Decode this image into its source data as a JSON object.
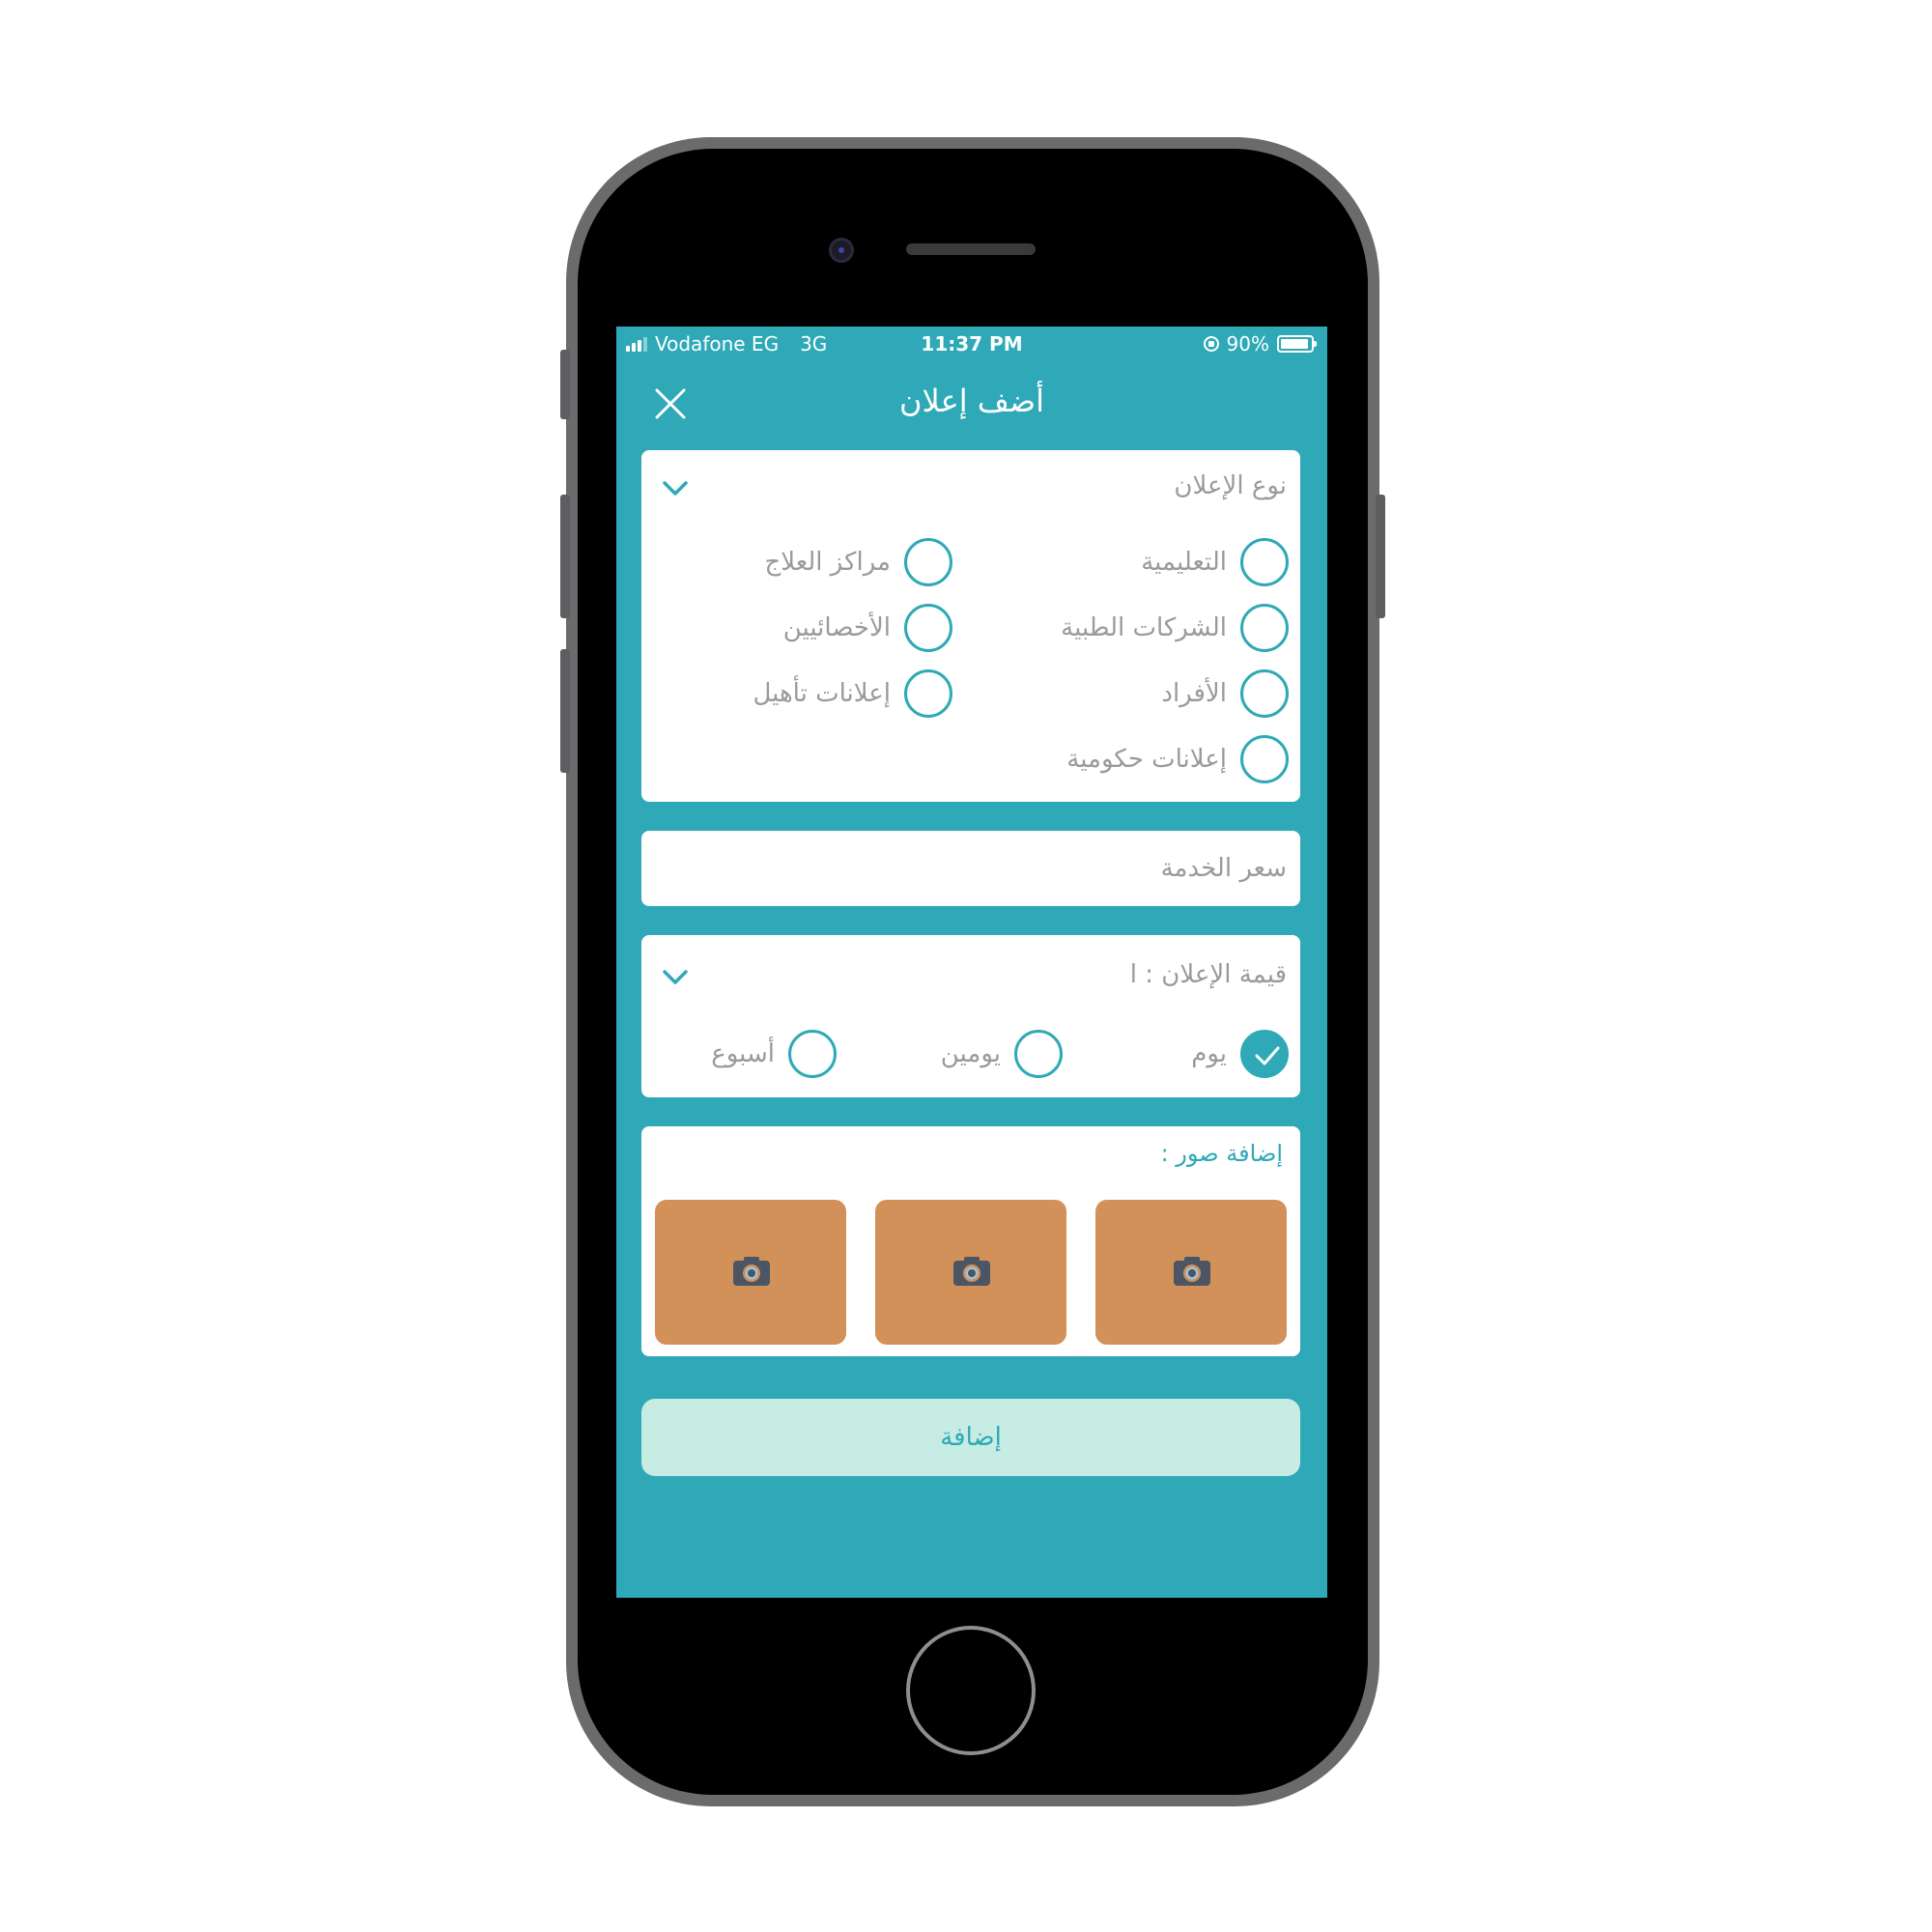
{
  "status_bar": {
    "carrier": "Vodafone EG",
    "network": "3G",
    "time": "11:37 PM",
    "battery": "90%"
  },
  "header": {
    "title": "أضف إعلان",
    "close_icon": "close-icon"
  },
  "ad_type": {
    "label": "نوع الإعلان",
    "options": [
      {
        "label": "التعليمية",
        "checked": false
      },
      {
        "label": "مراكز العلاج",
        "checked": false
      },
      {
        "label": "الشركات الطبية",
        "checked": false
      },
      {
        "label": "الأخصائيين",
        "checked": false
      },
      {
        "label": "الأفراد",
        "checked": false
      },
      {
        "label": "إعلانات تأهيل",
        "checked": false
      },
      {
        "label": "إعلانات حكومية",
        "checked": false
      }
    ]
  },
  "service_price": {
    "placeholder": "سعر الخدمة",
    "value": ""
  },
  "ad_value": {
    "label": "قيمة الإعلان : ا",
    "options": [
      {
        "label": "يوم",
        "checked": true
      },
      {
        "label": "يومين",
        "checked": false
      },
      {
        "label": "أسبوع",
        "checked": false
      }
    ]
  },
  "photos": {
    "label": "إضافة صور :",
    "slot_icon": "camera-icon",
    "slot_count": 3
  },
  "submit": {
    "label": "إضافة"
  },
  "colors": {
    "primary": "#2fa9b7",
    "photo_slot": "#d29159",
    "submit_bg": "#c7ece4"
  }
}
------
JOB:
Repeat each line of the records above exactly, but do not copy the pictures.

FULL SOLUTION:
Decode this image into its source data as a JSON object.
{
  "status_bar": {
    "carrier": "Vodafone EG",
    "network": "3G",
    "time": "11:37 PM",
    "battery": "90%"
  },
  "header": {
    "title": "أضف إعلان",
    "close_icon": "close-icon"
  },
  "ad_type": {
    "label": "نوع الإعلان",
    "options": [
      {
        "label": "التعليمية",
        "checked": false
      },
      {
        "label": "مراكز العلاج",
        "checked": false
      },
      {
        "label": "الشركات الطبية",
        "checked": false
      },
      {
        "label": "الأخصائيين",
        "checked": false
      },
      {
        "label": "الأفراد",
        "checked": false
      },
      {
        "label": "إعلانات تأهيل",
        "checked": false
      },
      {
        "label": "إعلانات حكومية",
        "checked": false
      }
    ]
  },
  "service_price": {
    "placeholder": "سعر الخدمة",
    "value": ""
  },
  "ad_value": {
    "label": "قيمة الإعلان : ا",
    "options": [
      {
        "label": "يوم",
        "checked": true
      },
      {
        "label": "يومين",
        "checked": false
      },
      {
        "label": "أسبوع",
        "checked": false
      }
    ]
  },
  "photos": {
    "label": "إضافة صور :",
    "slot_icon": "camera-icon",
    "slot_count": 3
  },
  "submit": {
    "label": "إضافة"
  },
  "colors": {
    "primary": "#2fa9b7",
    "photo_slot": "#d29159",
    "submit_bg": "#c7ece4"
  }
}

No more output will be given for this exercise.